Records shown:
* begin *

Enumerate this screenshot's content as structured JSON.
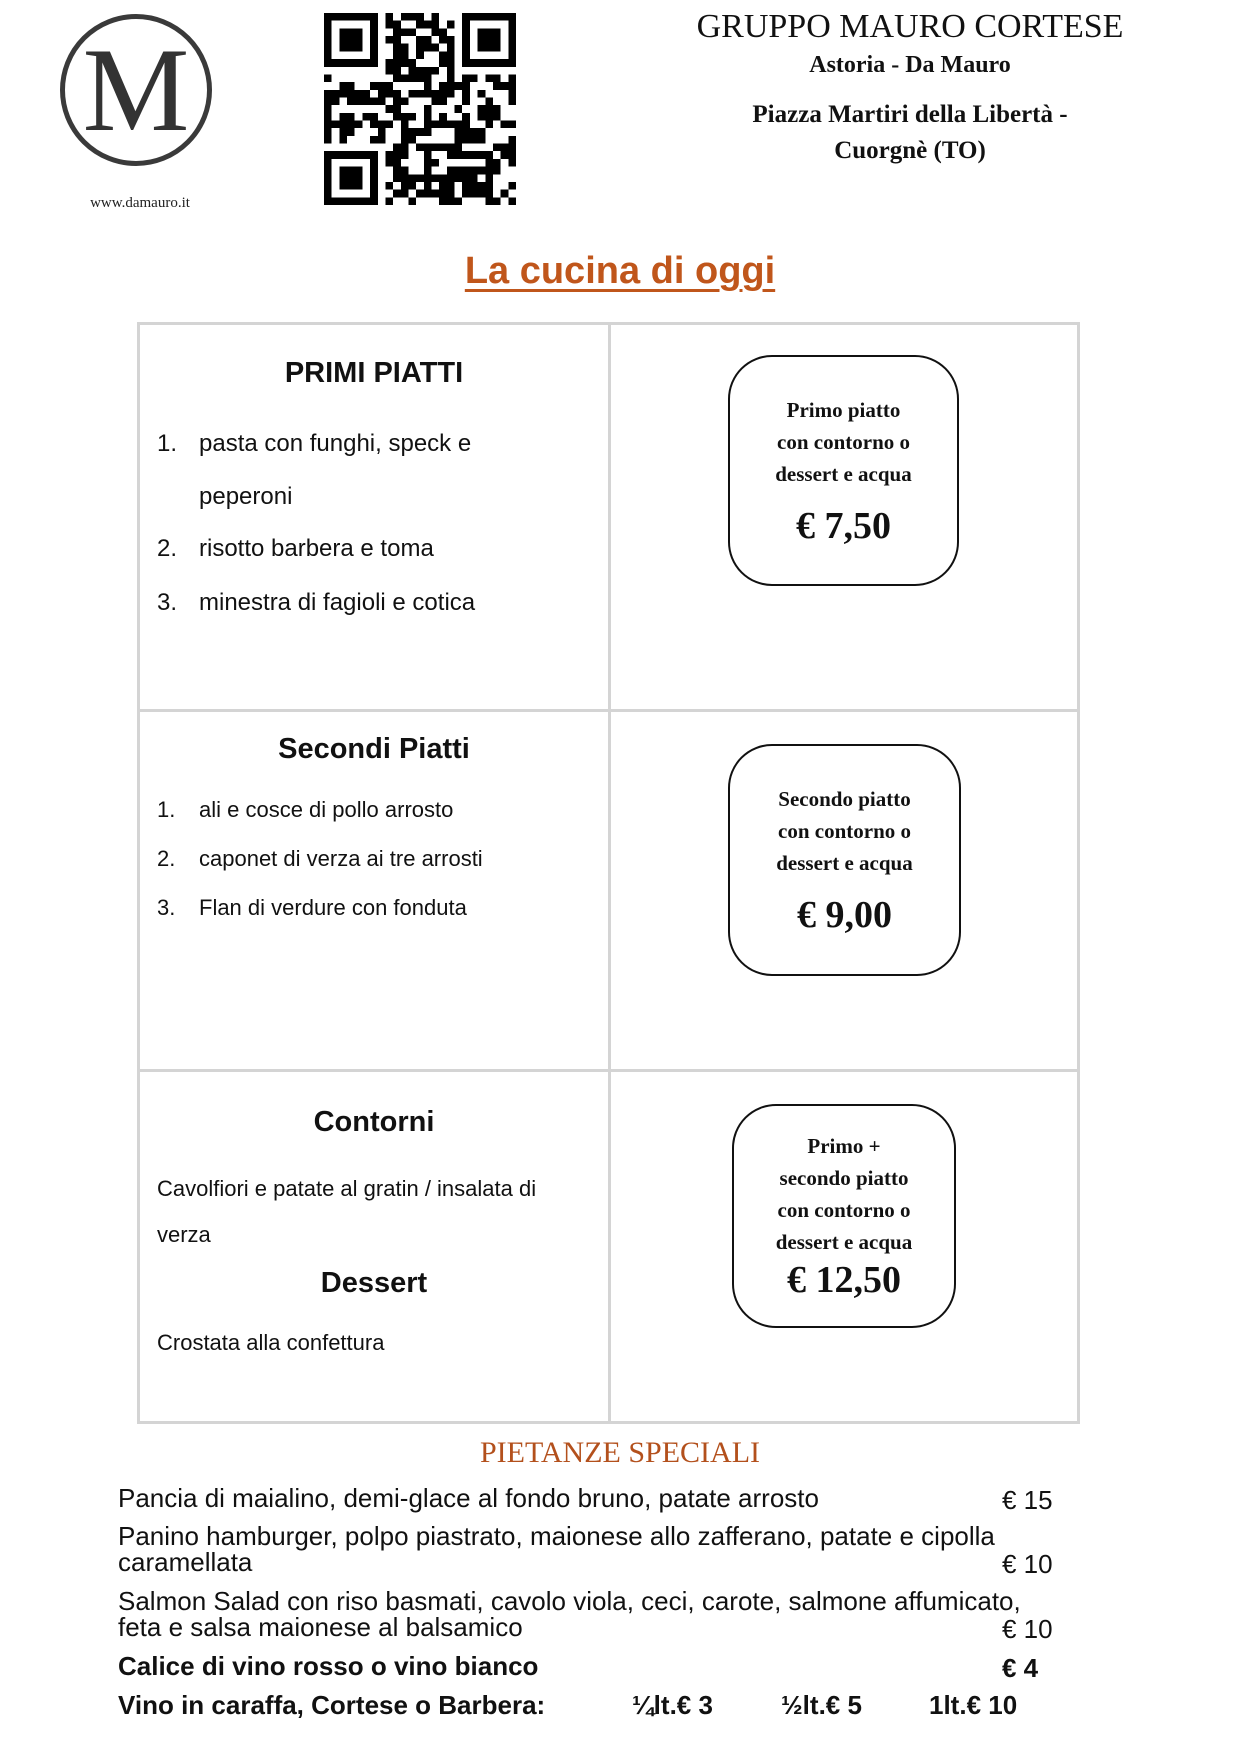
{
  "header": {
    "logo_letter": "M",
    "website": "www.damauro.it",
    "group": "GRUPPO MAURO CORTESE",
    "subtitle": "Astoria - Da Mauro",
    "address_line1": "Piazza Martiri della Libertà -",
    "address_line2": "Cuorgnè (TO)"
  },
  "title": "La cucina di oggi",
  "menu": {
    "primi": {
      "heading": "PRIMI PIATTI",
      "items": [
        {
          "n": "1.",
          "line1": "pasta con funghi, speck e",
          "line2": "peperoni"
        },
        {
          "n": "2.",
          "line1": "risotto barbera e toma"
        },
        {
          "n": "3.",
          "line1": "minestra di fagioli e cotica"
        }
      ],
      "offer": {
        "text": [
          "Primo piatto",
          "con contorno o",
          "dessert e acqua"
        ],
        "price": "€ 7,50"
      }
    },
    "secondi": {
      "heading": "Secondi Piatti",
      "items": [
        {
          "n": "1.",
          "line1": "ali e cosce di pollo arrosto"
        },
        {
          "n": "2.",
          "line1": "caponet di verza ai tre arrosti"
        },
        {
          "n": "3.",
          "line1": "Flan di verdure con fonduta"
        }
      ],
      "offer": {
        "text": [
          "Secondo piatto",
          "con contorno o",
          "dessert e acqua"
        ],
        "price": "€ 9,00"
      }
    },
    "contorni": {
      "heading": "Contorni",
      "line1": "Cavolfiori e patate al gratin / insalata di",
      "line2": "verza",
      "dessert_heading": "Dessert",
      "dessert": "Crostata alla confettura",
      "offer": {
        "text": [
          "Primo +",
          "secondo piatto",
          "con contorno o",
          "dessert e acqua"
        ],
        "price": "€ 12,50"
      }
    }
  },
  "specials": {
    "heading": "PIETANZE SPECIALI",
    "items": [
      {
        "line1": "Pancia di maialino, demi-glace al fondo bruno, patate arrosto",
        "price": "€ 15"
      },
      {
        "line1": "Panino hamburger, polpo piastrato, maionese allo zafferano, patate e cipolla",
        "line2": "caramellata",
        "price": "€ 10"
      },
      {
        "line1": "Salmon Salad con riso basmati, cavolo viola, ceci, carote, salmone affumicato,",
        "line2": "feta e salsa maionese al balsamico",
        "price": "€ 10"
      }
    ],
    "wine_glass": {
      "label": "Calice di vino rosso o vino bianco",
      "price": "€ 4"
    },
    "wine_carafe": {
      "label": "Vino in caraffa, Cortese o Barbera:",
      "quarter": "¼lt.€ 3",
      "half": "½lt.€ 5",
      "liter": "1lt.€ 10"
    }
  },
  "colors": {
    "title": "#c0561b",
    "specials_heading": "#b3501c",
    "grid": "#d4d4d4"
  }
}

* end *

Do this:
Pick out each line above that includes "label" and show it.

Solution to this exercise:
      "label": "Calice di vino rosso o vino bianco",
      "label": "Vino in caraffa, Cortese o Barbera:",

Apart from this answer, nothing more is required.